Challenge
Pictures aside, repeat every entry exactly.

═══ Data lines

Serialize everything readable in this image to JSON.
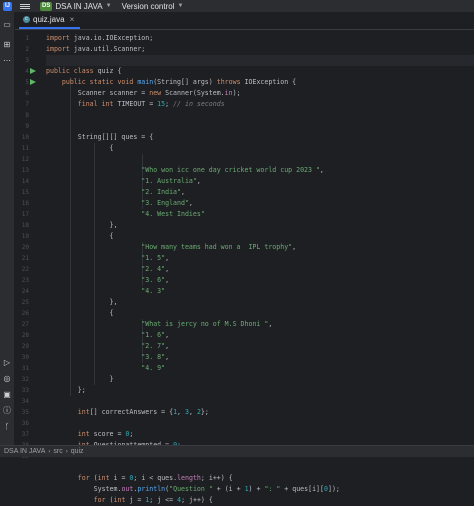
{
  "titlebar": {
    "project_badge": "DS",
    "project_name": "DSA IN JAVA",
    "vcs": "Version control"
  },
  "tab": {
    "label": "quiz.java"
  },
  "statusbar": {
    "breadcrumb": [
      "DSA IN JAVA",
      "src",
      "quiz"
    ]
  },
  "line_numbers": [
    "1",
    "2",
    "3",
    "4",
    "5",
    "6",
    "7",
    "8",
    "9",
    "10",
    "11",
    "12",
    "13",
    "14",
    "15",
    "16",
    "17",
    "18",
    "19",
    "20",
    "21",
    "22",
    "23",
    "24",
    "25",
    "26",
    "27",
    "28",
    "29",
    "30",
    "31",
    "32",
    "33",
    "34",
    "35",
    "36",
    "37",
    "38",
    "39"
  ],
  "colors": {
    "keyword": "#cf8e6d",
    "string": "#6aab73",
    "number": "#2aacb8",
    "comment": "#7a7e85",
    "method": "#56a8f5",
    "field": "#c77dbb",
    "text": "#bcbec4"
  },
  "code_lines": [
    [
      {
        "t": "import ",
        "c": "kw"
      },
      {
        "t": "java.io.IOException;"
      }
    ],
    [
      {
        "t": "import ",
        "c": "kw"
      },
      {
        "t": "java.util.Scanner;"
      }
    ],
    [],
    [
      {
        "t": "public class ",
        "c": "kw"
      },
      {
        "t": "quiz {"
      }
    ],
    [
      {
        "t": "    public static void ",
        "c": "kw"
      },
      {
        "t": "main",
        "c": "fn"
      },
      {
        "t": "(String[] args) "
      },
      {
        "t": "throws ",
        "c": "kw"
      },
      {
        "t": "IOException {"
      }
    ],
    [
      {
        "t": "        Scanner scanner = "
      },
      {
        "t": "new ",
        "c": "kw"
      },
      {
        "t": "Scanner(System."
      },
      {
        "t": "in",
        "c": "fd"
      },
      {
        "t": ");"
      }
    ],
    [
      {
        "t": "        final int ",
        "c": "kw"
      },
      {
        "t": "TIMEOUT = "
      },
      {
        "t": "15",
        "c": "num"
      },
      {
        "t": "; "
      },
      {
        "t": "// in seconds",
        "c": "cm"
      }
    ],
    [],
    [],
    [
      {
        "t": "        String[][] ques = {"
      }
    ],
    [
      {
        "t": "                {"
      }
    ],
    [],
    [
      {
        "t": "                        "
      },
      {
        "t": "\"Who won icc one day cricket world cup 2023 \"",
        "c": "str"
      },
      {
        "t": ","
      }
    ],
    [
      {
        "t": "                        "
      },
      {
        "t": "\"1. Australia\"",
        "c": "str"
      },
      {
        "t": ","
      }
    ],
    [
      {
        "t": "                        "
      },
      {
        "t": "\"2. India\"",
        "c": "str"
      },
      {
        "t": ","
      }
    ],
    [
      {
        "t": "                        "
      },
      {
        "t": "\"3. England\"",
        "c": "str"
      },
      {
        "t": ","
      }
    ],
    [
      {
        "t": "                        "
      },
      {
        "t": "\"4. West Indies\"",
        "c": "str"
      }
    ],
    [
      {
        "t": "                },"
      }
    ],
    [
      {
        "t": "                {"
      }
    ],
    [
      {
        "t": "                        "
      },
      {
        "t": "\"How many teams had won a  IPL trophy\"",
        "c": "str"
      },
      {
        "t": ","
      }
    ],
    [
      {
        "t": "                        "
      },
      {
        "t": "\"1. 5\"",
        "c": "str"
      },
      {
        "t": ","
      }
    ],
    [
      {
        "t": "                        "
      },
      {
        "t": "\"2. 4\"",
        "c": "str"
      },
      {
        "t": ","
      }
    ],
    [
      {
        "t": "                        "
      },
      {
        "t": "\"3. 6\"",
        "c": "str"
      },
      {
        "t": ","
      }
    ],
    [
      {
        "t": "                        "
      },
      {
        "t": "\"4. 3\"",
        "c": "str"
      }
    ],
    [
      {
        "t": "                },"
      }
    ],
    [
      {
        "t": "                {"
      }
    ],
    [
      {
        "t": "                        "
      },
      {
        "t": "\"What is jercy no of M.S Dhoni \"",
        "c": "str"
      },
      {
        "t": ","
      }
    ],
    [
      {
        "t": "                        "
      },
      {
        "t": "\"1. 6\"",
        "c": "str"
      },
      {
        "t": ","
      }
    ],
    [
      {
        "t": "                        "
      },
      {
        "t": "\"2. 7\"",
        "c": "str"
      },
      {
        "t": ","
      }
    ],
    [
      {
        "t": "                        "
      },
      {
        "t": "\"3. 8\"",
        "c": "str"
      },
      {
        "t": ","
      }
    ],
    [
      {
        "t": "                        "
      },
      {
        "t": "\"4. 9\"",
        "c": "str"
      }
    ],
    [
      {
        "t": "                }"
      }
    ],
    [
      {
        "t": "        };"
      }
    ],
    [],
    [
      {
        "t": "        "
      },
      {
        "t": "int",
        "c": "kw"
      },
      {
        "t": "[] correctAnswers = {"
      },
      {
        "t": "1",
        "c": "num"
      },
      {
        "t": ", "
      },
      {
        "t": "3",
        "c": "num"
      },
      {
        "t": ", "
      },
      {
        "t": "2",
        "c": "num"
      },
      {
        "t": "};"
      }
    ],
    [],
    [
      {
        "t": "        "
      },
      {
        "t": "int ",
        "c": "kw"
      },
      {
        "t": "score = "
      },
      {
        "t": "0",
        "c": "num"
      },
      {
        "t": ";"
      }
    ],
    [
      {
        "t": "        "
      },
      {
        "t": "int ",
        "c": "kw"
      },
      {
        "t": "Questionattempted = "
      },
      {
        "t": "0",
        "c": "num"
      },
      {
        "t": ";"
      }
    ],
    [],
    [],
    [
      {
        "t": "        "
      },
      {
        "t": "for ",
        "c": "kw"
      },
      {
        "t": "("
      },
      {
        "t": "int ",
        "c": "kw"
      },
      {
        "t": "i = "
      },
      {
        "t": "0",
        "c": "num"
      },
      {
        "t": "; i < ques."
      },
      {
        "t": "length",
        "c": "fd"
      },
      {
        "t": "; i++) {"
      }
    ],
    [
      {
        "t": "            System."
      },
      {
        "t": "out",
        "c": "fd"
      },
      {
        "t": "."
      },
      {
        "t": "println",
        "c": "fn"
      },
      {
        "t": "("
      },
      {
        "t": "\"Question \"",
        "c": "str"
      },
      {
        "t": " + (i + "
      },
      {
        "t": "1",
        "c": "num"
      },
      {
        "t": ") + "
      },
      {
        "t": "\": \"",
        "c": "str"
      },
      {
        "t": " + ques[i]["
      },
      {
        "t": "0",
        "c": "num"
      },
      {
        "t": "]);"
      }
    ],
    [
      {
        "t": "            "
      },
      {
        "t": "for ",
        "c": "kw"
      },
      {
        "t": "("
      },
      {
        "t": "int ",
        "c": "kw"
      },
      {
        "t": "j = "
      },
      {
        "t": "1",
        "c": "num"
      },
      {
        "t": "; j <= "
      },
      {
        "t": "4",
        "c": "num"
      },
      {
        "t": "; j++) {"
      }
    ]
  ]
}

══════

Exercise result
Serialize everything readable in this image to JSON.
{
  "titlebar": {
    "project_badge": "DS",
    "project_name": "DSA IN JAVA",
    "vcs": "Version control"
  },
  "tab": {
    "label": "quiz.java"
  },
  "statusbar": {
    "breadcrumb": [
      "DSA IN JAVA",
      "src",
      "quiz"
    ]
  },
  "line_numbers": [
    "1",
    "2",
    "3",
    "4",
    "5",
    "6",
    "7",
    "8",
    "9",
    "10",
    "11",
    "12",
    "13",
    "14",
    "15",
    "16",
    "17",
    "18",
    "19",
    "20",
    "21",
    "22",
    "23",
    "24",
    "25",
    "26",
    "27",
    "28",
    "29",
    "30",
    "31",
    "32",
    "33",
    "34",
    "35",
    "36",
    "37",
    "38",
    "39"
  ],
  "colors": {
    "keyword": "#cf8e6d",
    "string": "#6aab73",
    "number": "#2aacb8",
    "comment": "#7a7e85",
    "method": "#56a8f5",
    "field": "#c77dbb",
    "text": "#bcbec4"
  },
  "code_lines": [
    [
      {
        "t": "import ",
        "c": "kw"
      },
      {
        "t": "java.io.IOException;"
      }
    ],
    [
      {
        "t": "import ",
        "c": "kw"
      },
      {
        "t": "java.util.Scanner;"
      }
    ],
    [],
    [
      {
        "t": "public class ",
        "c": "kw"
      },
      {
        "t": "quiz {"
      }
    ],
    [
      {
        "t": "    public static void ",
        "c": "kw"
      },
      {
        "t": "main",
        "c": "fn"
      },
      {
        "t": "(String[] args) "
      },
      {
        "t": "throws ",
        "c": "kw"
      },
      {
        "t": "IOException {"
      }
    ],
    [
      {
        "t": "        Scanner scanner = "
      },
      {
        "t": "new ",
        "c": "kw"
      },
      {
        "t": "Scanner(System."
      },
      {
        "t": "in",
        "c": "fd"
      },
      {
        "t": ");"
      }
    ],
    [
      {
        "t": "        final int ",
        "c": "kw"
      },
      {
        "t": "TIMEOUT = "
      },
      {
        "t": "15",
        "c": "num"
      },
      {
        "t": "; "
      },
      {
        "t": "// in seconds",
        "c": "cm"
      }
    ],
    [],
    [],
    [
      {
        "t": "        String[][] ques = {"
      }
    ],
    [
      {
        "t": "                {"
      }
    ],
    [],
    [
      {
        "t": "                        "
      },
      {
        "t": "\"Who won icc one day cricket world cup 2023 \"",
        "c": "str"
      },
      {
        "t": ","
      }
    ],
    [
      {
        "t": "                        "
      },
      {
        "t": "\"1. Australia\"",
        "c": "str"
      },
      {
        "t": ","
      }
    ],
    [
      {
        "t": "                        "
      },
      {
        "t": "\"2. India\"",
        "c": "str"
      },
      {
        "t": ","
      }
    ],
    [
      {
        "t": "                        "
      },
      {
        "t": "\"3. England\"",
        "c": "str"
      },
      {
        "t": ","
      }
    ],
    [
      {
        "t": "                        "
      },
      {
        "t": "\"4. West Indies\"",
        "c": "str"
      }
    ],
    [
      {
        "t": "                },"
      }
    ],
    [
      {
        "t": "                {"
      }
    ],
    [
      {
        "t": "                        "
      },
      {
        "t": "\"How many teams had won a  IPL trophy\"",
        "c": "str"
      },
      {
        "t": ","
      }
    ],
    [
      {
        "t": "                        "
      },
      {
        "t": "\"1. 5\"",
        "c": "str"
      },
      {
        "t": ","
      }
    ],
    [
      {
        "t": "                        "
      },
      {
        "t": "\"2. 4\"",
        "c": "str"
      },
      {
        "t": ","
      }
    ],
    [
      {
        "t": "                        "
      },
      {
        "t": "\"3. 6\"",
        "c": "str"
      },
      {
        "t": ","
      }
    ],
    [
      {
        "t": "                        "
      },
      {
        "t": "\"4. 3\"",
        "c": "str"
      }
    ],
    [
      {
        "t": "                },"
      }
    ],
    [
      {
        "t": "                {"
      }
    ],
    [
      {
        "t": "                        "
      },
      {
        "t": "\"What is jercy no of M.S Dhoni \"",
        "c": "str"
      },
      {
        "t": ","
      }
    ],
    [
      {
        "t": "                        "
      },
      {
        "t": "\"1. 6\"",
        "c": "str"
      },
      {
        "t": ","
      }
    ],
    [
      {
        "t": "                        "
      },
      {
        "t": "\"2. 7\"",
        "c": "str"
      },
      {
        "t": ","
      }
    ],
    [
      {
        "t": "                        "
      },
      {
        "t": "\"3. 8\"",
        "c": "str"
      },
      {
        "t": ","
      }
    ],
    [
      {
        "t": "                        "
      },
      {
        "t": "\"4. 9\"",
        "c": "str"
      }
    ],
    [
      {
        "t": "                }"
      }
    ],
    [
      {
        "t": "        };"
      }
    ],
    [],
    [
      {
        "t": "        "
      },
      {
        "t": "int",
        "c": "kw"
      },
      {
        "t": "[] correctAnswers = {"
      },
      {
        "t": "1",
        "c": "num"
      },
      {
        "t": ", "
      },
      {
        "t": "3",
        "c": "num"
      },
      {
        "t": ", "
      },
      {
        "t": "2",
        "c": "num"
      },
      {
        "t": "};"
      }
    ],
    [],
    [
      {
        "t": "        "
      },
      {
        "t": "int ",
        "c": "kw"
      },
      {
        "t": "score = "
      },
      {
        "t": "0",
        "c": "num"
      },
      {
        "t": ";"
      }
    ],
    [
      {
        "t": "        "
      },
      {
        "t": "int ",
        "c": "kw"
      },
      {
        "t": "Questionattempted = "
      },
      {
        "t": "0",
        "c": "num"
      },
      {
        "t": ";"
      }
    ],
    [],
    [],
    [
      {
        "t": "        "
      },
      {
        "t": "for ",
        "c": "kw"
      },
      {
        "t": "("
      },
      {
        "t": "int ",
        "c": "kw"
      },
      {
        "t": "i = "
      },
      {
        "t": "0",
        "c": "num"
      },
      {
        "t": "; i < ques."
      },
      {
        "t": "length",
        "c": "fd"
      },
      {
        "t": "; i++) {"
      }
    ],
    [
      {
        "t": "            System."
      },
      {
        "t": "out",
        "c": "fd"
      },
      {
        "t": "."
      },
      {
        "t": "println",
        "c": "fn"
      },
      {
        "t": "("
      },
      {
        "t": "\"Question \"",
        "c": "str"
      },
      {
        "t": " + (i + "
      },
      {
        "t": "1",
        "c": "num"
      },
      {
        "t": ") + "
      },
      {
        "t": "\": \"",
        "c": "str"
      },
      {
        "t": " + ques[i]["
      },
      {
        "t": "0",
        "c": "num"
      },
      {
        "t": "]);"
      }
    ],
    [
      {
        "t": "            "
      },
      {
        "t": "for ",
        "c": "kw"
      },
      {
        "t": "("
      },
      {
        "t": "int ",
        "c": "kw"
      },
      {
        "t": "j = "
      },
      {
        "t": "1",
        "c": "num"
      },
      {
        "t": "; j <= "
      },
      {
        "t": "4",
        "c": "num"
      },
      {
        "t": "; j++) {"
      }
    ]
  ]
}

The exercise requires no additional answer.